=== Do this ===
Identify all lines in the listing that include the word "Reading", and copy them out.

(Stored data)
====

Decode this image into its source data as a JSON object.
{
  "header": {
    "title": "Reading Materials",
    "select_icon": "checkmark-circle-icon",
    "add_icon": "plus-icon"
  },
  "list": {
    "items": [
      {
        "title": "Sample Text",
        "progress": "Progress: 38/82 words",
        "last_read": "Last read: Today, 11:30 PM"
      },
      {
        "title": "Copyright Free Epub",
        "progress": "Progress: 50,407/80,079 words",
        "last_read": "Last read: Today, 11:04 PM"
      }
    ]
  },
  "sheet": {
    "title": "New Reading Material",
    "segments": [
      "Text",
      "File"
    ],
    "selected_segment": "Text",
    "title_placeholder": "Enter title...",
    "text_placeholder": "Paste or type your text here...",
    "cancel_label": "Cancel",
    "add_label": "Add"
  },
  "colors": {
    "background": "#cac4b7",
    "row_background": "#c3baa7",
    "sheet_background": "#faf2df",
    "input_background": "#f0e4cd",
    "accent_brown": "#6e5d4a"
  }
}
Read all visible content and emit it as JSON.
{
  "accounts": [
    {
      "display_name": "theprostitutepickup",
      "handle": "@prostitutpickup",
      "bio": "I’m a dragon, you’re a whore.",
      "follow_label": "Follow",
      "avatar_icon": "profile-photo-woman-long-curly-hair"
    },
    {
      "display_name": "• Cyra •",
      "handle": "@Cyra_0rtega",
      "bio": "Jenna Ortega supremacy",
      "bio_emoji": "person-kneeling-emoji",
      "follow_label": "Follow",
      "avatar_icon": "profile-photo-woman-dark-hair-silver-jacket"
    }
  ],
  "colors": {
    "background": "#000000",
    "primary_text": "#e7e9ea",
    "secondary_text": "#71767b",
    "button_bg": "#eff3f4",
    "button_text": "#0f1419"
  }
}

====

=== Solution to this problem ===
    "title": "Reading Materials",
    "title": "New Reading Material",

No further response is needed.